-- Problem --
What follows are records. Restate all of them word for word.

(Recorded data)
——
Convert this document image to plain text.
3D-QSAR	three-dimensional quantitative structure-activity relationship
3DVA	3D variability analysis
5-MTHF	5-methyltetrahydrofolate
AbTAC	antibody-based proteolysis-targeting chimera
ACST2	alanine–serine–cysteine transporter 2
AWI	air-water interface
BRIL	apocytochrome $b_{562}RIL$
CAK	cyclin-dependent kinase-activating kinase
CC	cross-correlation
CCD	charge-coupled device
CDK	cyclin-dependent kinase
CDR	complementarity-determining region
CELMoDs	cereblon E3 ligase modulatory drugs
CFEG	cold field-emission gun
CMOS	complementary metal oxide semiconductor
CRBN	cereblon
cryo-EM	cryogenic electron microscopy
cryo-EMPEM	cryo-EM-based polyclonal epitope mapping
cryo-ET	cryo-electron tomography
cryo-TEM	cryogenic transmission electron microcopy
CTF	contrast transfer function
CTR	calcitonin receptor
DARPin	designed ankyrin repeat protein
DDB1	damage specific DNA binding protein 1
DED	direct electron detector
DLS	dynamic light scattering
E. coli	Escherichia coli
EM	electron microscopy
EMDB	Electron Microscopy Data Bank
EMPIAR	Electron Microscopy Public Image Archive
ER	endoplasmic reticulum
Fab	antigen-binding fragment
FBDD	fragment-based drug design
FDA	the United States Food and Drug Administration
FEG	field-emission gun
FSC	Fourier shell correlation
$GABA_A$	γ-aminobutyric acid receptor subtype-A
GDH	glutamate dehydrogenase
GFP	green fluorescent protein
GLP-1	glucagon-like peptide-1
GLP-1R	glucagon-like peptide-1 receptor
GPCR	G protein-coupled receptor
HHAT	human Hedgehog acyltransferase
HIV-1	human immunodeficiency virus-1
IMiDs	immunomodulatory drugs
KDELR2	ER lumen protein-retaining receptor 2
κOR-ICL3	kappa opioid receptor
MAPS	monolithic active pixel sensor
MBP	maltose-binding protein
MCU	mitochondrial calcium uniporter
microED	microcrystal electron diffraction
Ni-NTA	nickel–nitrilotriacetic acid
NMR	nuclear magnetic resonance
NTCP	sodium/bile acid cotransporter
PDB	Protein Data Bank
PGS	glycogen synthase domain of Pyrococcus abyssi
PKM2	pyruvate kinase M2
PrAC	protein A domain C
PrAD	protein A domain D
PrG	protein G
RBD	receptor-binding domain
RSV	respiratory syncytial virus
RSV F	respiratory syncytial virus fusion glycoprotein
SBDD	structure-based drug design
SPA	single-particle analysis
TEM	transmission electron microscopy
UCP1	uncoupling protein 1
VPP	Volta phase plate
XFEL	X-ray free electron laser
——
-- Reply --
Convert this document image to plain text.
3D-QSAR	three-dimensional quantitative structure-activity relationship
3DVA	3D variability analysis
5-MTHF	5-methyltetrahydrofolate
AbTAC	antibody-based proteolysis-targeting chimera
ACST2	alanine–serine–cysteine transporter 2
AWI	air-water interface
BRIL	apocytochrome $b_{562}RIL$
CAK	cyclin-dependent kinase-activating kinase
CC	cross-correlation
CCD	charge-coupled device
CDK	cyclin-dependent kinase
CDR	complementarity-determining region
CELMoDs	cereblon E3 ligase modulatory drugs
CFEG	cold field-emission gun
CMOS	complementary metal oxide semiconductor
CRBN	cereblon
cryo-EM	cryogenic electron microscopy
cryo-EMPEM	cryo-EM-based polyclonal epitope mapping
cryo-ET	cryo-electron tomography
cryo-TEM	cryogenic transmission electron microcopy
CTF	contrast transfer function
CTR	calcitonin receptor
DARPin	designed ankyrin repeat protein
DDB1	damage specific DNA binding protein 1
DED	direct electron detector
DLS	dynamic light scattering
E. coli	Escherichia coli
EM	electron microscopy
EMDB	Electron Microscopy Data Bank
EMPIAR	Electron Microscopy Public Image Archive
ER	endoplasmic reticulum
Fab	antigen-binding fragment
FBDD	fragment-based drug design
FDA	the United States Food and Drug Administration
FEG	field-emission gun
FSC	Fourier shell correlation
$GABA_A$	γ-aminobutyric acid receptor subtype-A
GDH	glutamate dehydrogenase
GFP	green fluorescent protein
GLP-1	glucagon-like peptide-1
GLP-1R	glucagon-like peptide-1 receptor
GPCR	G protein-coupled receptor
HHAT	human Hedgehog acyltransferase
HIV-1	human immunodeficiency virus-1
IMiDs	immunomodulatory drugs
KDELR2	ER lumen protein-retaining receptor 2
κOR-ICL3	kappa opioid receptor
MAPS	monolithic active pixel sensor
MBP	maltose-binding protein
MCU	mitochondrial calcium uniporter
microED	microcrystal electron diffraction
Ni-NTA	nickel–nitrilotriacetic acid
NMR	nuclear magnetic resonance
NTCP	sodium/bile acid cotransporter
PDB	Protein Data Bank
PGS	glycogen synthase domain of Pyrococcus abyssi
PKM2	pyruvate kinase M2
PrAC	protein A domain C
PrAD	protein A domain D
PrG	protein G
RBD	receptor-binding domain
RSV	respiratory syncytial virus
RSV F	respiratory syncytial virus fusion glycoprotein
SBDD	structure-based drug design
SPA	single-particle analysis
TEM	transmission electron microscopy
UCP1	uncoupling protein 1
VPP	Volta phase plate
XFEL	X-ray free electron laser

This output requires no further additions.